[Exercise directions] The answer is every line in the data below that contains the word "title".

[[ Material for this task open ]]

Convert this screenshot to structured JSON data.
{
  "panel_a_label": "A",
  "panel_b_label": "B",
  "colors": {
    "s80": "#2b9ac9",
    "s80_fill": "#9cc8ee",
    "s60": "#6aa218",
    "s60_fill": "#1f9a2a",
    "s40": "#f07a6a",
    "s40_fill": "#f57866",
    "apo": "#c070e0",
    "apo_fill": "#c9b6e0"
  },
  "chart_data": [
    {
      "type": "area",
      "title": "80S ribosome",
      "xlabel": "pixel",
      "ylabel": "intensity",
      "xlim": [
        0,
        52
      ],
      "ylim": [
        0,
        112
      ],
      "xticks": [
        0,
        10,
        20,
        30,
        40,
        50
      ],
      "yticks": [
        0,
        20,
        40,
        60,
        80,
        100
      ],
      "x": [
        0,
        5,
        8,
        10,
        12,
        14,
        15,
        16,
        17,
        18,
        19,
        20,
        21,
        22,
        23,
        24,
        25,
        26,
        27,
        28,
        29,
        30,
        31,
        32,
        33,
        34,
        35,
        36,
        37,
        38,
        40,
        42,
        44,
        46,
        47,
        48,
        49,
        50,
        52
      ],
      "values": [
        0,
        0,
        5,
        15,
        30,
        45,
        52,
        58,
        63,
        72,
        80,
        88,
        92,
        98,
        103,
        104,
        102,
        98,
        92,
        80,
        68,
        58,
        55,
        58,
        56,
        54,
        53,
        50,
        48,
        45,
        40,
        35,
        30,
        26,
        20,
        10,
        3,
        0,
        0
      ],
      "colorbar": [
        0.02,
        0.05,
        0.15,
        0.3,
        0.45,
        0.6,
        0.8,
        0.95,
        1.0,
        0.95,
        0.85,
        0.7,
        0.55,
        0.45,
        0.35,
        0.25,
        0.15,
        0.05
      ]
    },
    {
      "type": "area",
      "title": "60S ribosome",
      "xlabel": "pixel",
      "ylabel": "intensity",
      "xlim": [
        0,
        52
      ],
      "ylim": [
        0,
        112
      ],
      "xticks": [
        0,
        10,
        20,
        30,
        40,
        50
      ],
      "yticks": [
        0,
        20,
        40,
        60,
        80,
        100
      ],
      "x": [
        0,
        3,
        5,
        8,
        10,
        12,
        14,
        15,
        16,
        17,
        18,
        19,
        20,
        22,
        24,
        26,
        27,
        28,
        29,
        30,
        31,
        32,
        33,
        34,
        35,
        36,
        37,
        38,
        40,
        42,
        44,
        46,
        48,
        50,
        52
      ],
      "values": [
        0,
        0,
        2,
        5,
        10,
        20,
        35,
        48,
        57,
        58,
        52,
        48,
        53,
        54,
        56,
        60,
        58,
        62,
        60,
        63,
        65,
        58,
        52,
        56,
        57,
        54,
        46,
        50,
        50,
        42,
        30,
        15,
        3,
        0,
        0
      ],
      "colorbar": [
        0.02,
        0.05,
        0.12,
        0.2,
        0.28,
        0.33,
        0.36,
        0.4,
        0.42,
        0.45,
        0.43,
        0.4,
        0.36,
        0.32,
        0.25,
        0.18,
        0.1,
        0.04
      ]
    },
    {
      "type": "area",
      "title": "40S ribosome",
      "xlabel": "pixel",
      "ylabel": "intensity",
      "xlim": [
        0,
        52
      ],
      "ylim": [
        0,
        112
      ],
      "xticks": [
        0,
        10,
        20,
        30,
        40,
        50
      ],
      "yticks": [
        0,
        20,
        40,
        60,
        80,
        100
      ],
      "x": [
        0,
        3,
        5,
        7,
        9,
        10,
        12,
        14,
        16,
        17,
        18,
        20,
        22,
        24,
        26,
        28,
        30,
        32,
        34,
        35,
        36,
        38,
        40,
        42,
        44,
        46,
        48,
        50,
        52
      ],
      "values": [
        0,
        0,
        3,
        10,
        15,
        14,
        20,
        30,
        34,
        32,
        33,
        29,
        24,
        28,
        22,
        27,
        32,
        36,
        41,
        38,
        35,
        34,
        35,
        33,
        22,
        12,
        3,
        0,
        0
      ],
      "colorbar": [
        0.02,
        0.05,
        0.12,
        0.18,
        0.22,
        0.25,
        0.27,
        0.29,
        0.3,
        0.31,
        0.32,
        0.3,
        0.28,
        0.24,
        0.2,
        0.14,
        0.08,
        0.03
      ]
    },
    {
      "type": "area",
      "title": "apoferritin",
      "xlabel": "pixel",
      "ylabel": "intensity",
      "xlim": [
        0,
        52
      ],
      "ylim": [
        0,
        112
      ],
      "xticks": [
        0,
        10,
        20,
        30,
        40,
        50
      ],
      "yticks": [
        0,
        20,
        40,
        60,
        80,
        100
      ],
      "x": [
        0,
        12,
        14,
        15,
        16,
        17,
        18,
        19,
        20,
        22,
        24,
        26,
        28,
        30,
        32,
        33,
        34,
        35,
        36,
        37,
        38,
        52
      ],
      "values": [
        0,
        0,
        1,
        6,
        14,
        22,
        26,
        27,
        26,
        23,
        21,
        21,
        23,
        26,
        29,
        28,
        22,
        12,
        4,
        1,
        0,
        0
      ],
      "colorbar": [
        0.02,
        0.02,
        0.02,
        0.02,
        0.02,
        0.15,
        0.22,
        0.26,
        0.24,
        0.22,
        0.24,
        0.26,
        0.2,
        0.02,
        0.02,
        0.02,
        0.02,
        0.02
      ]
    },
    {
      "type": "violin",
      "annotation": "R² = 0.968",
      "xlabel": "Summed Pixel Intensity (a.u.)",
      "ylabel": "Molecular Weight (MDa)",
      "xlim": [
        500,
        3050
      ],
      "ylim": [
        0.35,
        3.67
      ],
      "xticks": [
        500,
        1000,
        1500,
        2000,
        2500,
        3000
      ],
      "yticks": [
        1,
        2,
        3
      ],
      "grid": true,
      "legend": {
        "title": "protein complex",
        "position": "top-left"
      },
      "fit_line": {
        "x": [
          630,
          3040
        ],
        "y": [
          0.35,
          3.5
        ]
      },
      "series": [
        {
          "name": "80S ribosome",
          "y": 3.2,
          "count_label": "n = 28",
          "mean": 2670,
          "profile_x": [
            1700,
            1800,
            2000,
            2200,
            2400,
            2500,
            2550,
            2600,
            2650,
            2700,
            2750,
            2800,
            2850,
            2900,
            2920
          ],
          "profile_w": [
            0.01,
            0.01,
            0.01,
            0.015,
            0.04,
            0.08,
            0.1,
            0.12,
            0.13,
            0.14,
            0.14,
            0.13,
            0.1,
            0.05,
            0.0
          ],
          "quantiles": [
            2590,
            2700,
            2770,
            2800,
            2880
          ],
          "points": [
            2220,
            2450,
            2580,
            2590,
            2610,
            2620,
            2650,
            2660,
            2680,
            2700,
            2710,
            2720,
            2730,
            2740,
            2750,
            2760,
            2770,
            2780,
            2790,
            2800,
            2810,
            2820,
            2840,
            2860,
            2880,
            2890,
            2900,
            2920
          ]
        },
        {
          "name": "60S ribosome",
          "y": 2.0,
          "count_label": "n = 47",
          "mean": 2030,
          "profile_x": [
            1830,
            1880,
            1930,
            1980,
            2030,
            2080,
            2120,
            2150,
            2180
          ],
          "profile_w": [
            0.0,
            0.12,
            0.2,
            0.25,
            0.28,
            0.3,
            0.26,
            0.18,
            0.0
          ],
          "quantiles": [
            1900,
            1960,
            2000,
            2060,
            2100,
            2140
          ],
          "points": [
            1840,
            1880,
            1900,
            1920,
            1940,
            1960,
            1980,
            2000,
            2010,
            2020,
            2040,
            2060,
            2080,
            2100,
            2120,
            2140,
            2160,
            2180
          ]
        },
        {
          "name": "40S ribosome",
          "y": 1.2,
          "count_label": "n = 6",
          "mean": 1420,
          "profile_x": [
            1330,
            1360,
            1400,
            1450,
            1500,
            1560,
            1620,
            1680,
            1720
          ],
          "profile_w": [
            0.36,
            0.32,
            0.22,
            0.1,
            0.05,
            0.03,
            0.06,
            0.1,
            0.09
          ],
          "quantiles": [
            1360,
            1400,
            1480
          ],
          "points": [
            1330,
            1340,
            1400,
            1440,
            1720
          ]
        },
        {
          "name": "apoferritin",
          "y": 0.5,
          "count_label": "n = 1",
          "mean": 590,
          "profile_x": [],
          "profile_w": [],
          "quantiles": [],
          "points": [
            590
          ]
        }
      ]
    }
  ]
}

[[ Material for this task closed ]]

[Answer to this problem]
      "title": "80S ribosome",
      "title": "60S ribosome",
      "title": "40S ribosome",
      "title": "apoferritin",
        "title": "protein complex",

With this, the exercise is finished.